• WHAT YOU WILL DO: Reproduce the listing below without changes, except that pictures are left out.

• MATERIAL TO PROCESS:
********************

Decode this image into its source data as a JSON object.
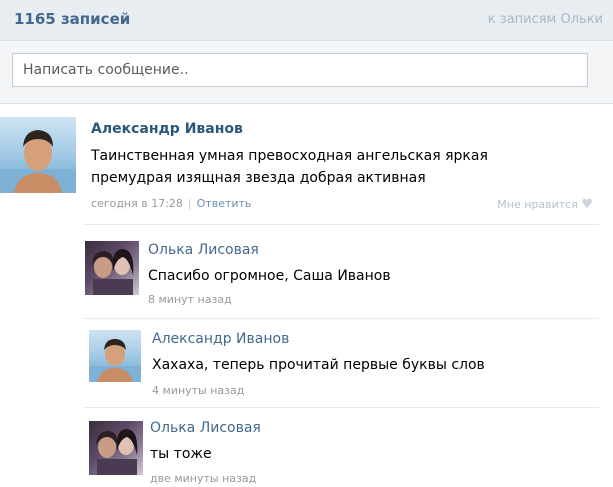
{
  "header": {
    "count": "1165 записей",
    "link": "к записям Ольки"
  },
  "compose": {
    "placeholder": "Написать сообщение.."
  },
  "post": {
    "author": "Александр Иванов",
    "text_line1": "Таинственная умная превосходная ангельская яркая",
    "text_line2": "премудрая изящная звезда добрая активная",
    "time": "сегодня в 17:28",
    "reply_label": "Ответить",
    "like_label": "Мне нравится"
  },
  "replies": [
    {
      "author": "Олька Лисовая",
      "text": "Спасибо огромное, Саша Иванов",
      "time": "8 минут назад"
    },
    {
      "author": "Александр Иванов",
      "text": "Хахаха, теперь прочитай первые буквы слов",
      "time": "4 минуты назад"
    },
    {
      "author": "Олька Лисовая",
      "text": "ты тоже",
      "time": "две минуты назад"
    }
  ]
}
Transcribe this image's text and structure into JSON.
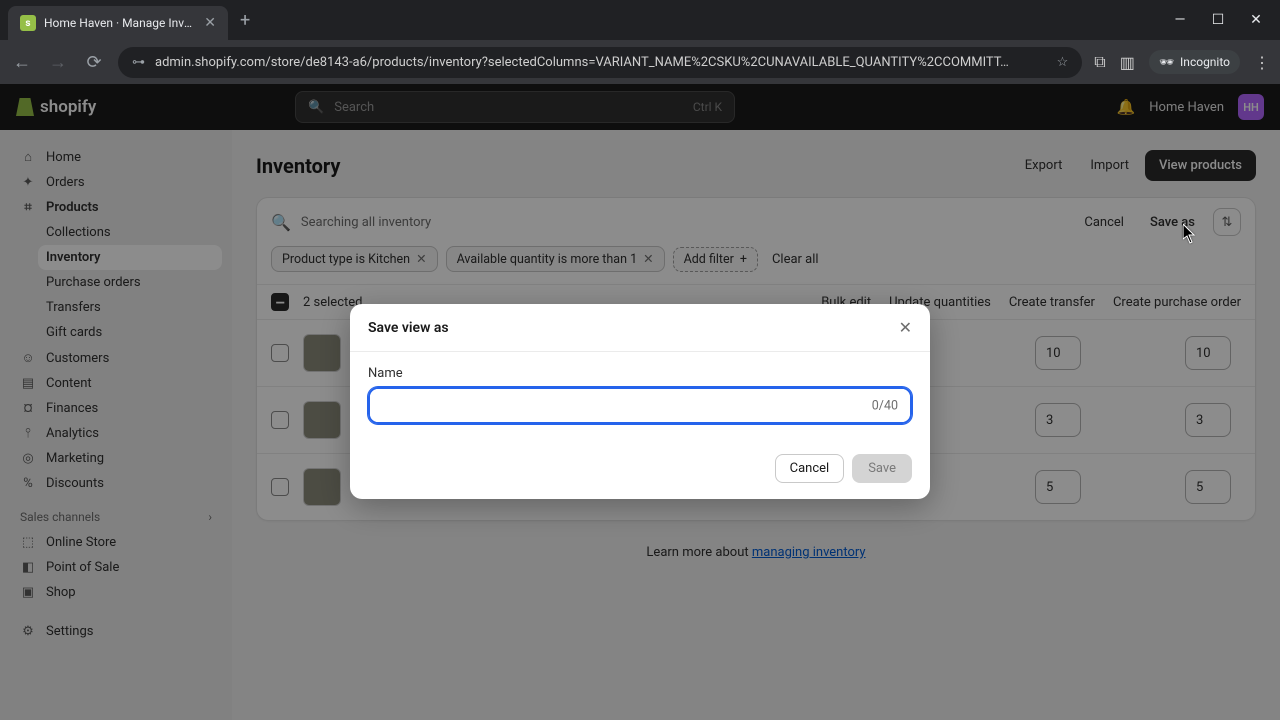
{
  "browser": {
    "tab_title": "Home Haven · Manage Invento",
    "url": "admin.shopify.com/store/de8143-a6/products/inventory?selectedColumns=VARIANT_NAME%2CSKU%2CUNAVAILABLE_QUANTITY%2CCOMMITT…",
    "incognito": "Incognito"
  },
  "topbar": {
    "brand": "shopify",
    "search_placeholder": "Search",
    "search_shortcut": "Ctrl K",
    "store_name": "Home Haven",
    "store_initials": "HH"
  },
  "sidebar": {
    "items": [
      {
        "icon": "⌂",
        "label": "Home"
      },
      {
        "icon": "✦",
        "label": "Orders"
      },
      {
        "icon": "⌗",
        "label": "Products"
      }
    ],
    "sub_products": [
      {
        "label": "Collections"
      },
      {
        "label": "Inventory",
        "active": true
      },
      {
        "label": "Purchase orders"
      },
      {
        "label": "Transfers"
      },
      {
        "label": "Gift cards"
      }
    ],
    "items2": [
      {
        "icon": "☺",
        "label": "Customers"
      },
      {
        "icon": "▤",
        "label": "Content"
      },
      {
        "icon": "¤",
        "label": "Finances"
      },
      {
        "icon": "⫯",
        "label": "Analytics"
      },
      {
        "icon": "◎",
        "label": "Marketing"
      },
      {
        "icon": "%",
        "label": "Discounts"
      }
    ],
    "channels_label": "Sales channels",
    "channels": [
      {
        "icon": "⬚",
        "label": "Online Store"
      },
      {
        "icon": "◧",
        "label": "Point of Sale"
      },
      {
        "icon": "▣",
        "label": "Shop"
      }
    ],
    "settings": {
      "icon": "⚙",
      "label": "Settings"
    }
  },
  "page": {
    "title": "Inventory",
    "export": "Export",
    "import": "Import",
    "view_products": "View products"
  },
  "filters": {
    "search_text": "Searching all inventory",
    "cancel": "Cancel",
    "save_as": "Save as",
    "chips": [
      "Product type is Kitchen",
      "Available quantity is more than 1"
    ],
    "add_filter": "Add filter",
    "clear_all": "Clear all"
  },
  "bulk": {
    "selected": "2 selected",
    "actions": [
      "Bulk edit",
      "Update quantities",
      "Create transfer",
      "Create purchase order"
    ]
  },
  "rows": [
    {
      "q1": "10",
      "q2": "10"
    },
    {
      "q1": "3",
      "q2": "3"
    },
    {
      "q1": "5",
      "q2": "5"
    }
  ],
  "footer": {
    "learn_prefix": "Learn more about ",
    "learn_link": "managing inventory"
  },
  "modal": {
    "title": "Save view as",
    "name_label": "Name",
    "char_count": "0/40",
    "cancel": "Cancel",
    "save": "Save"
  }
}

********************

• TASK RESULT:
Decode this image into its source data as a JSON object.
{
  "header": {
    "count": "1165 записей",
    "link": "к записям Ольки"
  },
  "compose": {
    "placeholder": "Написать сообщение.."
  },
  "post": {
    "author": "Александр Иванов",
    "text_line1": "Таинственная умная превосходная ангельская яркая",
    "text_line2": "премудрая изящная звезда добрая активная",
    "time": "сегодня в 17:28",
    "reply_label": "Ответить",
    "like_label": "Мне нравится"
  },
  "replies": [
    {
      "author": "Олька Лисовая",
      "text": "Спасибо огромное, Саша Иванов",
      "time": "8 минут назад"
    },
    {
      "author": "Александр Иванов",
      "text": "Хахаха, теперь прочитай первые буквы слов",
      "time": "4 минуты назад"
    },
    {
      "author": "Олька Лисовая",
      "text": "ты тоже",
      "time": "две минуты назад"
    }
  ]
}
Transcribe this image's text and structure into JSON.
{
  "browser": {
    "tab_title": "Home Haven · Manage Invento",
    "url": "admin.shopify.com/store/de8143-a6/products/inventory?selectedColumns=VARIANT_NAME%2CSKU%2CUNAVAILABLE_QUANTITY%2CCOMMITT…",
    "incognito": "Incognito"
  },
  "topbar": {
    "brand": "shopify",
    "search_placeholder": "Search",
    "search_shortcut": "Ctrl K",
    "store_name": "Home Haven",
    "store_initials": "HH"
  },
  "sidebar": {
    "items": [
      {
        "icon": "⌂",
        "label": "Home"
      },
      {
        "icon": "✦",
        "label": "Orders"
      },
      {
        "icon": "⌗",
        "label": "Products"
      }
    ],
    "sub_products": [
      {
        "label": "Collections"
      },
      {
        "label": "Inventory",
        "active": true
      },
      {
        "label": "Purchase orders"
      },
      {
        "label": "Transfers"
      },
      {
        "label": "Gift cards"
      }
    ],
    "items2": [
      {
        "icon": "☺",
        "label": "Customers"
      },
      {
        "icon": "▤",
        "label": "Content"
      },
      {
        "icon": "¤",
        "label": "Finances"
      },
      {
        "icon": "⫯",
        "label": "Analytics"
      },
      {
        "icon": "◎",
        "label": "Marketing"
      },
      {
        "icon": "%",
        "label": "Discounts"
      }
    ],
    "channels_label": "Sales channels",
    "channels": [
      {
        "icon": "⬚",
        "label": "Online Store"
      },
      {
        "icon": "◧",
        "label": "Point of Sale"
      },
      {
        "icon": "▣",
        "label": "Shop"
      }
    ],
    "settings": {
      "icon": "⚙",
      "label": "Settings"
    }
  },
  "page": {
    "title": "Inventory",
    "export": "Export",
    "import": "Import",
    "view_products": "View products"
  },
  "filters": {
    "search_text": "Searching all inventory",
    "cancel": "Cancel",
    "save_as": "Save as",
    "chips": [
      "Product type is Kitchen",
      "Available quantity is more than 1"
    ],
    "add_filter": "Add filter",
    "clear_all": "Clear all"
  },
  "bulk": {
    "selected": "2 selected",
    "actions": [
      "Bulk edit",
      "Update quantities",
      "Create transfer",
      "Create purchase order"
    ]
  },
  "rows": [
    {
      "q1": "10",
      "q2": "10"
    },
    {
      "q1": "3",
      "q2": "3"
    },
    {
      "q1": "5",
      "q2": "5"
    }
  ],
  "footer": {
    "learn_prefix": "Learn more about ",
    "learn_link": "managing inventory"
  },
  "modal": {
    "title": "Save view as",
    "name_label": "Name",
    "char_count": "0/40",
    "cancel": "Cancel",
    "save": "Save"
  }
}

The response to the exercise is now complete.